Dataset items
** BEGIN **

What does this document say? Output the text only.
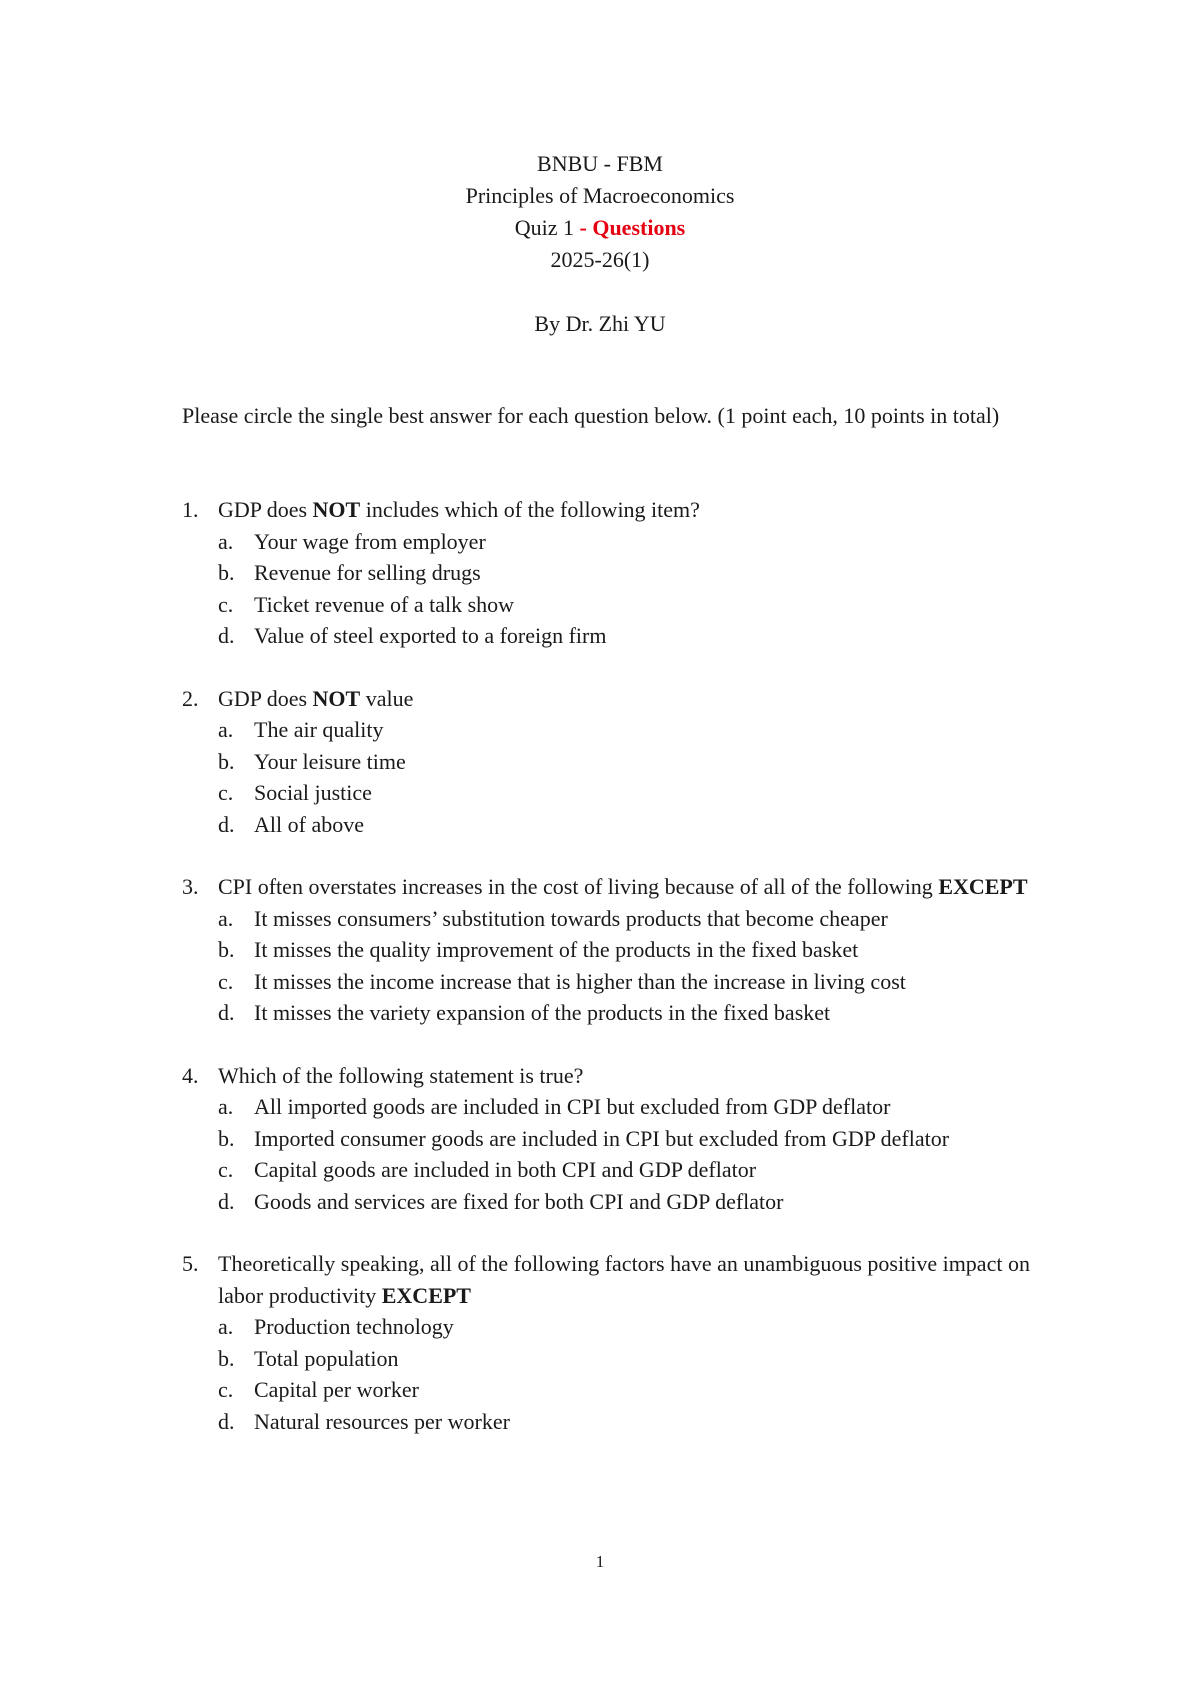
BNBU - FBM
Principles of Macroeconomics
Quiz 1 - Questions
2025-26(1)
By Dr. Zhi YU
Please circle the single best answer for each question below. (1 point each, 10 points in total)
1. GDP does NOT includes which of the following item?
a. Your wage from employer
b. Revenue for selling drugs
c. Ticket revenue of a talk show
d. Value of steel exported to a foreign firm
2. GDP does NOT value
a. The air quality
b. Your leisure time
c. Social justice
d. All of above
3. CPI often overstates increases in the cost of living because of all of the following EXCEPT
a. It misses consumers’ substitution towards products that become cheaper
b. It misses the quality improvement of the products in the fixed basket
c. It misses the income increase that is higher than the increase in living cost
d. It misses the variety expansion of the products in the fixed basket
4. Which of the following statement is true?
a. All imported goods are included in CPI but excluded from GDP deflator
b. Imported consumer goods are included in CPI but excluded from GDP deflator
c. Capital goods are included in both CPI and GDP deflator
d. Goods and services are fixed for both CPI and GDP deflator
5. Theoretically speaking, all of the following factors have an unambiguous positive impact on labor productivity EXCEPT
a. Production technology
b. Total population
c. Capital per worker
d. Natural resources per worker
1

** END **

● **STATED PROBLEM**
Transcribe every line from the records above without alteration, and leave out the images.

● **WRITTEN ANSWER**
What does this document say? Output the text only.
BNBU - FBM
Principles of Macroeconomics
Quiz 1 - Questions
2025-26(1)
By Dr. Zhi YU
Please circle the single best answer for each question below. (1 point each, 10 points in total)
1. GDP does NOT includes which of the following item?
a. Your wage from employer
b. Revenue for selling drugs
c. Ticket revenue of a talk show
d. Value of steel exported to a foreign firm
2. GDP does NOT value
a. The air quality
b. Your leisure time
c. Social justice
d. All of above
3. CPI often overstates increases in the cost of living because of all of the following EXCEPT
a. It misses consumers’ substitution towards products that become cheaper
b. It misses the quality improvement of the products in the fixed basket
c. It misses the income increase that is higher than the increase in living cost
d. It misses the variety expansion of the products in the fixed basket
4. Which of the following statement is true?
a. All imported goods are included in CPI but excluded from GDP deflator
b. Imported consumer goods are included in CPI but excluded from GDP deflator
c. Capital goods are included in both CPI and GDP deflator
d. Goods and services are fixed for both CPI and GDP deflator
5. Theoretically speaking, all of the following factors have an unambiguous positive impact on labor productivity EXCEPT
a. Production technology
b. Total population
c. Capital per worker
d. Natural resources per worker
1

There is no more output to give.